### THE TASK
Scan each line of the records for the word "Welcome" and extract the ones that have it.

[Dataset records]

[START]

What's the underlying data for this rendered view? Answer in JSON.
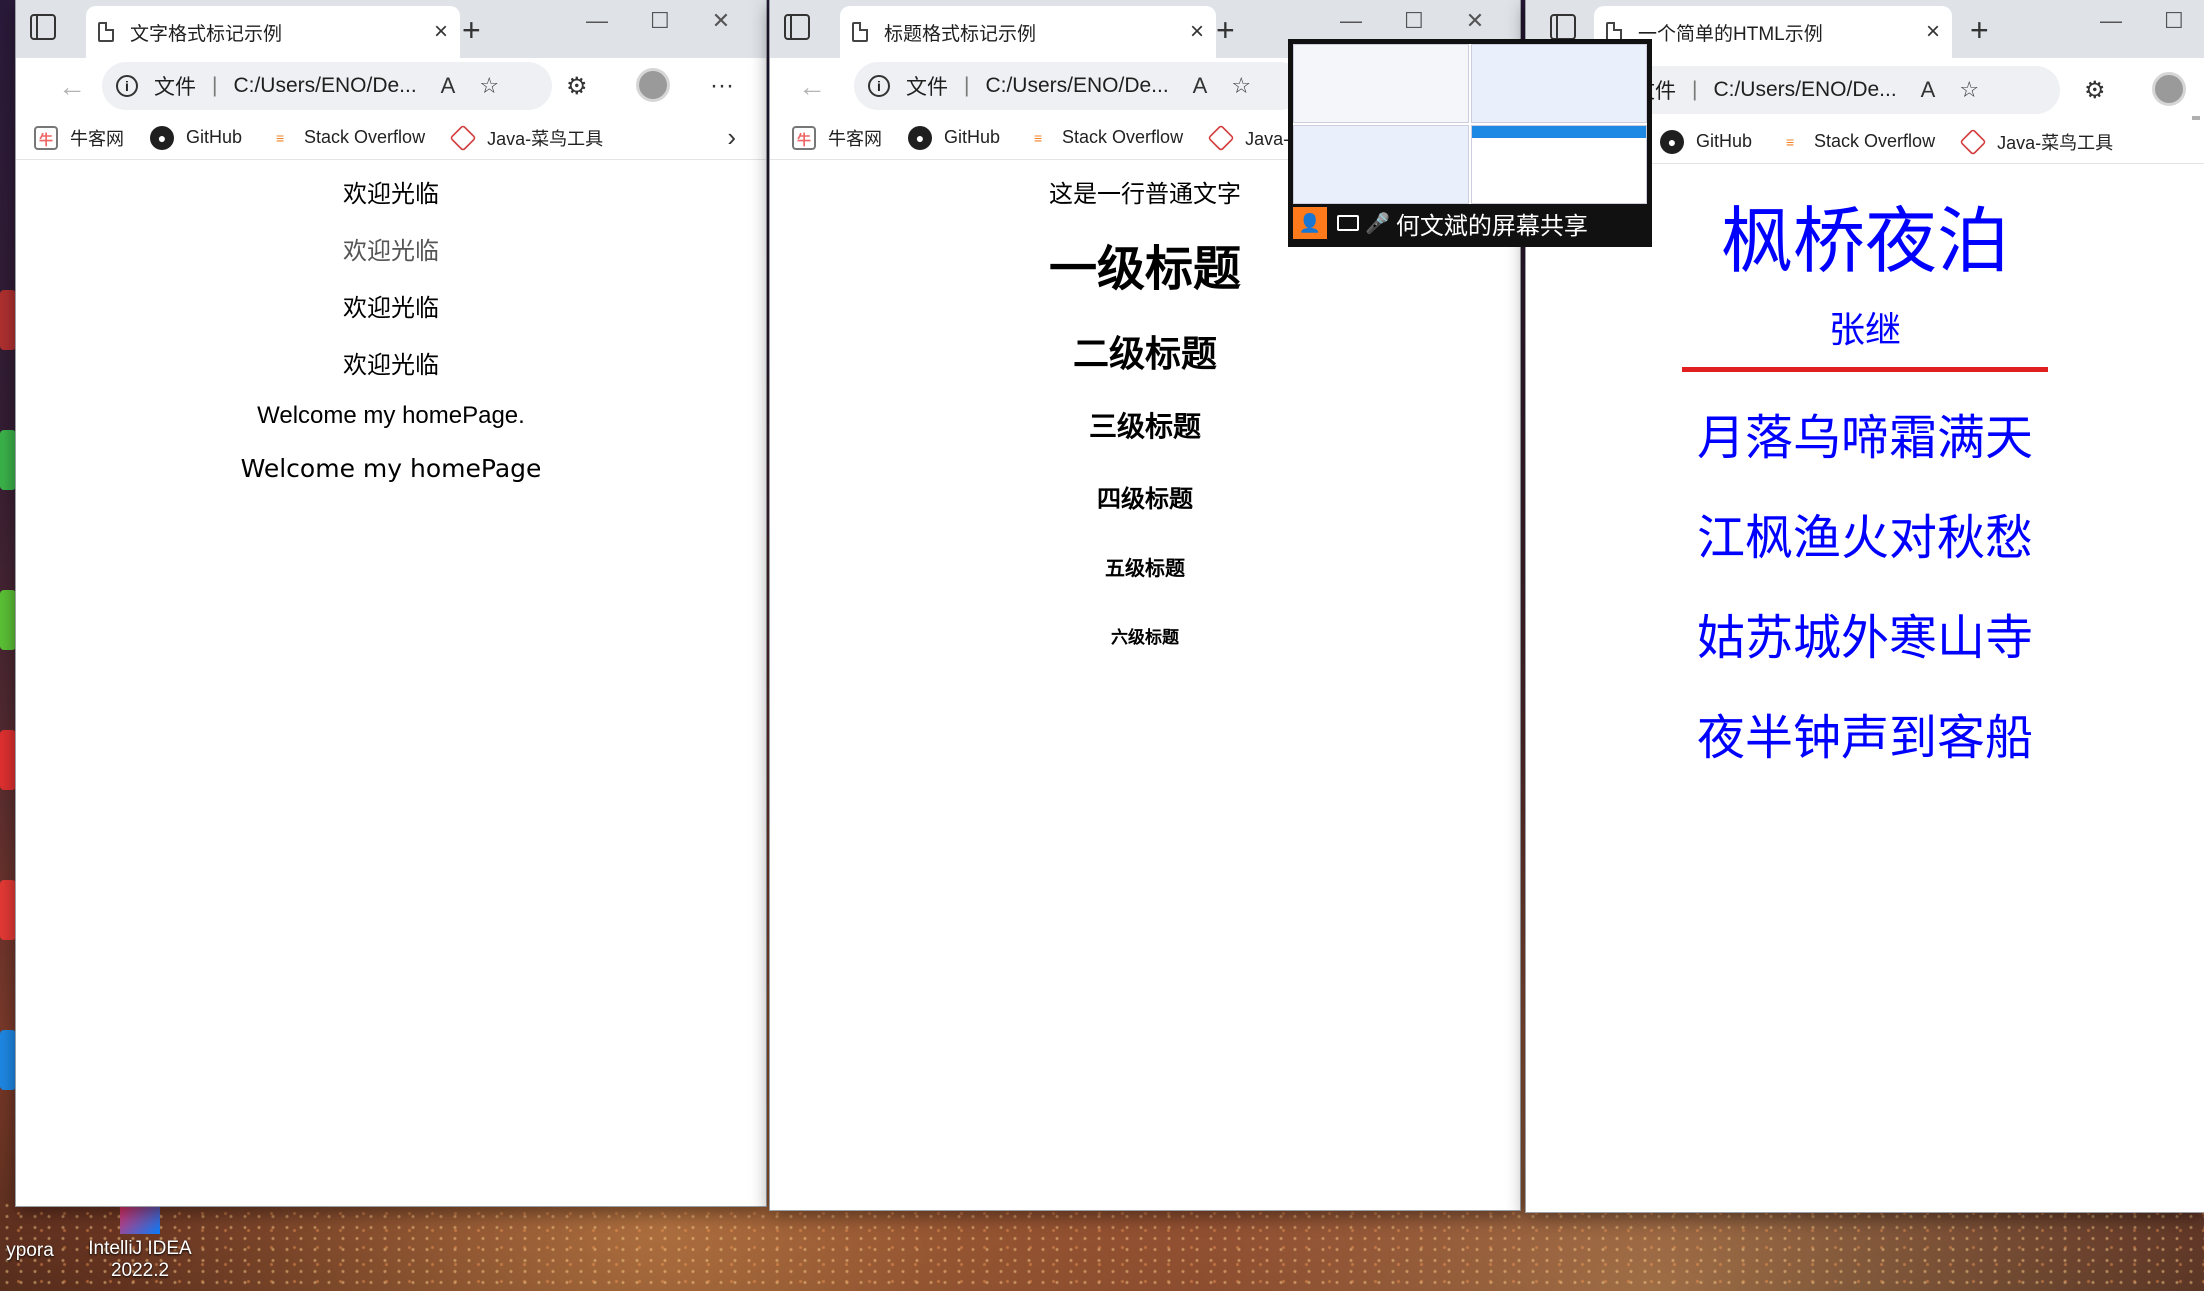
{
  "desktop": {
    "icon_labels": [
      "ypora",
      "IntelliJ IDEA\n2022.2"
    ]
  },
  "windows": [
    {
      "tab_title": "文字格式标记示例",
      "address": {
        "scheme_label": "文件",
        "url": "C:/Users/ENO/De..."
      },
      "bookmarks": [
        "牛客网",
        "GitHub",
        "Stack Overflow",
        "Java-菜鸟工具"
      ],
      "lines": [
        "欢迎光临",
        "欢迎光临",
        "欢迎光临",
        "欢迎光临",
        "Welcome my homePage.",
        "Welcome my homePage"
      ]
    },
    {
      "tab_title": "标题格式标记示例",
      "address": {
        "scheme_label": "文件",
        "url": "C:/Users/ENO/De..."
      },
      "bookmarks": [
        "牛客网",
        "GitHub",
        "Stack Overflow",
        "Java-菜"
      ],
      "paragraph": "这是一行普通文字",
      "headings": [
        "一级标题",
        "二级标题",
        "三级标题",
        "四级标题",
        "五级标题",
        "六级标题"
      ]
    },
    {
      "tab_title": "一个简单的HTML示例",
      "address": {
        "scheme_label": "文件",
        "url": "C:/Users/ENO/De..."
      },
      "bookmarks": [
        "GitHub",
        "Stack Overflow",
        "Java-菜鸟工具"
      ],
      "poem_title": "枫桥夜泊",
      "author": "张继",
      "verses": [
        "月落乌啼霜满天",
        "江枫渔火对秋愁",
        "姑苏城外寒山寺",
        "夜半钟声到客船"
      ],
      "colors": {
        "text": "#0000ff",
        "rule": "#e02020"
      }
    }
  ],
  "screen_share": {
    "label": "何文斌的屏幕共享"
  }
}
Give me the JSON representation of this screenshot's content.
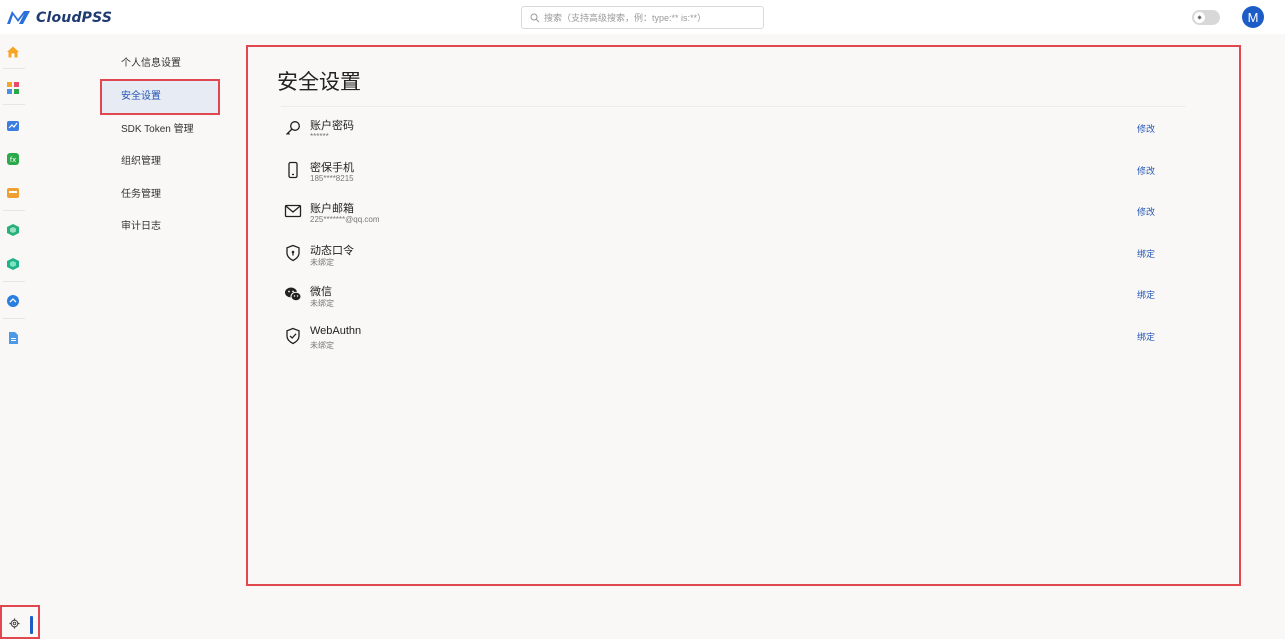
{
  "header": {
    "app_name": "CloudPSS",
    "search_placeholder": "搜索（支持高级搜索，例：type:** is:**）",
    "avatar_initial": "M",
    "theme_icon": "sun-icon"
  },
  "rail": {
    "items": [
      {
        "name": "home-icon",
        "color": "#f5a623"
      },
      {
        "name": "apps-grid-icon",
        "color": "#4a90e2"
      },
      {
        "name": "simstudio-icon",
        "color": "#3b7de0"
      },
      {
        "name": "function-icon",
        "color": "#2aa84a"
      },
      {
        "name": "applab-icon",
        "color": "#f0a030"
      },
      {
        "name": "cube-green-icon",
        "color": "#27b07a"
      },
      {
        "name": "cube-teal-icon",
        "color": "#1fb38a"
      },
      {
        "name": "model-blue-icon",
        "color": "#2a7de1"
      },
      {
        "name": "document-icon",
        "color": "#4a9ae8"
      }
    ],
    "settings_icon": "gear-icon"
  },
  "nav": {
    "items": [
      {
        "label": "个人信息设置",
        "active": false
      },
      {
        "label": "安全设置",
        "active": true
      },
      {
        "label": "SDK Token 管理",
        "active": false
      },
      {
        "label": "组织管理",
        "active": false
      },
      {
        "label": "任务管理",
        "active": false
      },
      {
        "label": "审计日志",
        "active": false
      }
    ]
  },
  "main": {
    "title": "安全设置",
    "rows": [
      {
        "icon": "key-icon",
        "title": "账户密码",
        "sub": "******",
        "action": "修改"
      },
      {
        "icon": "phone-icon",
        "title": "密保手机",
        "sub": "185****8215",
        "action": "修改"
      },
      {
        "icon": "mail-icon",
        "title": "账户邮箱",
        "sub": "225*******@qq.com",
        "action": "修改"
      },
      {
        "icon": "shield-icon",
        "title": "动态口令",
        "sub": "未绑定",
        "action": "绑定"
      },
      {
        "icon": "wechat-icon",
        "title": "微信",
        "sub": "未绑定",
        "action": "绑定"
      },
      {
        "icon": "shield-check-icon",
        "title": "WebAuthn",
        "sub": "未绑定",
        "action": "绑定"
      }
    ]
  },
  "colors": {
    "accent": "#2456b5",
    "highlight_border": "#e0474f",
    "avatar_bg": "#1d5cc7"
  }
}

[END]

### RESULT OF THE TASK
        "Welcome my homePage.",
        "Welcome my homePage"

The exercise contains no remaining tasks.